Given task
Please print every record below exactly as it appears.

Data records
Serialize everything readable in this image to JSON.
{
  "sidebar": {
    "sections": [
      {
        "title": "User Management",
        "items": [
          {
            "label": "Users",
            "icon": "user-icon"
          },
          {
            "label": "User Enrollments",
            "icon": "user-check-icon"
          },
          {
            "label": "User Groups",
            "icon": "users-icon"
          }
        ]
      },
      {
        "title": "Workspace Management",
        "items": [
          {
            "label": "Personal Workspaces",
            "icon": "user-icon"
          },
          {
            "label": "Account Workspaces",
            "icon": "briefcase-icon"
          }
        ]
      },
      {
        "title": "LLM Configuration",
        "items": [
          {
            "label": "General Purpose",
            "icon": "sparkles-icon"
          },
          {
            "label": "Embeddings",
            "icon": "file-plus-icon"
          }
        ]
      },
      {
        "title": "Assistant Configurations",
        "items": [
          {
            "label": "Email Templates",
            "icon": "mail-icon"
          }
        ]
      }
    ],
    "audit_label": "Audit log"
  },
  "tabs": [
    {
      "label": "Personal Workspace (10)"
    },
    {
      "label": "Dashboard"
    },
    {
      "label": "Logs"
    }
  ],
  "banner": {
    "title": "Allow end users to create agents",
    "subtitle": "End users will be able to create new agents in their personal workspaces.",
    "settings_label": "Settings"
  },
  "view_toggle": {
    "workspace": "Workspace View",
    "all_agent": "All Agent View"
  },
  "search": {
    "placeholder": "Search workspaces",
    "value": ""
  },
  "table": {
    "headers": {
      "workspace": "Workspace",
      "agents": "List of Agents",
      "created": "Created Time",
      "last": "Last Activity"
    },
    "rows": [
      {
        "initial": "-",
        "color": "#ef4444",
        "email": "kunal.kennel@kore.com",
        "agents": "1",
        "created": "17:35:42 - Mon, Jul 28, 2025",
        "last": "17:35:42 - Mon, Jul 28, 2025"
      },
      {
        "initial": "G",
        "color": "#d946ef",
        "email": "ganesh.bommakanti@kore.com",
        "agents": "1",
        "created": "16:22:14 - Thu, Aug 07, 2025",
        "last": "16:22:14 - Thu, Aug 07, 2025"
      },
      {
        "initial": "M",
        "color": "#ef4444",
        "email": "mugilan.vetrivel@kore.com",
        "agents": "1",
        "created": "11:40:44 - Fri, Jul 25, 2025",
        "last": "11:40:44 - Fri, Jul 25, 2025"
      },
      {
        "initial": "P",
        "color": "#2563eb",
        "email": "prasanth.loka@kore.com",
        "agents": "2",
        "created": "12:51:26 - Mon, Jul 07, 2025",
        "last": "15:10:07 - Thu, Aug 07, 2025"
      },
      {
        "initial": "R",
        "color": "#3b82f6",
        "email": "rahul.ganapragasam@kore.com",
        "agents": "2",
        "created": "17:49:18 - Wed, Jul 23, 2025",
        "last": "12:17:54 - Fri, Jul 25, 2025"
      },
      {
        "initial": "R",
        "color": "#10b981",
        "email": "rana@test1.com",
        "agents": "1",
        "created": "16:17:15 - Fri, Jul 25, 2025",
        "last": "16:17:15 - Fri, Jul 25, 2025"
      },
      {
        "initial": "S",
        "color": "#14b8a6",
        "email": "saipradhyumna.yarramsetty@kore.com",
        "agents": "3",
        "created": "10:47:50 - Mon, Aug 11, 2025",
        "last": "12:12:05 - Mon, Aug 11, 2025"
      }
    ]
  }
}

The result
Serialize everything readable in this image to JSON.
{
  "sidebar": {
    "sections": [
      {
        "title": "User Management",
        "items": [
          {
            "label": "Users",
            "icon": "user-icon"
          },
          {
            "label": "User Enrollments",
            "icon": "user-check-icon"
          },
          {
            "label": "User Groups",
            "icon": "users-icon"
          }
        ]
      },
      {
        "title": "Workspace Management",
        "items": [
          {
            "label": "Personal Workspaces",
            "icon": "user-icon"
          },
          {
            "label": "Account Workspaces",
            "icon": "briefcase-icon"
          }
        ]
      },
      {
        "title": "LLM Configuration",
        "items": [
          {
            "label": "General Purpose",
            "icon": "sparkles-icon"
          },
          {
            "label": "Embeddings",
            "icon": "file-plus-icon"
          }
        ]
      },
      {
        "title": "Assistant Configurations",
        "items": [
          {
            "label": "Email Templates",
            "icon": "mail-icon"
          }
        ]
      }
    ],
    "audit_label": "Audit log"
  },
  "tabs": [
    {
      "label": "Personal Workspace (10)"
    },
    {
      "label": "Dashboard"
    },
    {
      "label": "Logs"
    }
  ],
  "banner": {
    "title": "Allow end users to create agents",
    "subtitle": "End users will be able to create new agents in their personal workspaces.",
    "settings_label": "Settings"
  },
  "view_toggle": {
    "workspace": "Workspace View",
    "all_agent": "All Agent View"
  },
  "search": {
    "placeholder": "Search workspaces",
    "value": ""
  },
  "table": {
    "headers": {
      "workspace": "Workspace",
      "agents": "List of Agents",
      "created": "Created Time",
      "last": "Last Activity"
    },
    "rows": [
      {
        "initial": "-",
        "color": "#ef4444",
        "email": "kunal.kennel@kore.com",
        "agents": "1",
        "created": "17:35:42 - Mon, Jul 28, 2025",
        "last": "17:35:42 - Mon, Jul 28, 2025"
      },
      {
        "initial": "G",
        "color": "#d946ef",
        "email": "ganesh.bommakanti@kore.com",
        "agents": "1",
        "created": "16:22:14 - Thu, Aug 07, 2025",
        "last": "16:22:14 - Thu, Aug 07, 2025"
      },
      {
        "initial": "M",
        "color": "#ef4444",
        "email": "mugilan.vetrivel@kore.com",
        "agents": "1",
        "created": "11:40:44 - Fri, Jul 25, 2025",
        "last": "11:40:44 - Fri, Jul 25, 2025"
      },
      {
        "initial": "P",
        "color": "#2563eb",
        "email": "prasanth.loka@kore.com",
        "agents": "2",
        "created": "12:51:26 - Mon, Jul 07, 2025",
        "last": "15:10:07 - Thu, Aug 07, 2025"
      },
      {
        "initial": "R",
        "color": "#3b82f6",
        "email": "rahul.ganapragasam@kore.com",
        "agents": "2",
        "created": "17:49:18 - Wed, Jul 23, 2025",
        "last": "12:17:54 - Fri, Jul 25, 2025"
      },
      {
        "initial": "R",
        "color": "#10b981",
        "email": "rana@test1.com",
        "agents": "1",
        "created": "16:17:15 - Fri, Jul 25, 2025",
        "last": "16:17:15 - Fri, Jul 25, 2025"
      },
      {
        "initial": "S",
        "color": "#14b8a6",
        "email": "saipradhyumna.yarramsetty@kore.com",
        "agents": "3",
        "created": "10:47:50 - Mon, Aug 11, 2025",
        "last": "12:12:05 - Mon, Aug 11, 2025"
      }
    ]
  }
}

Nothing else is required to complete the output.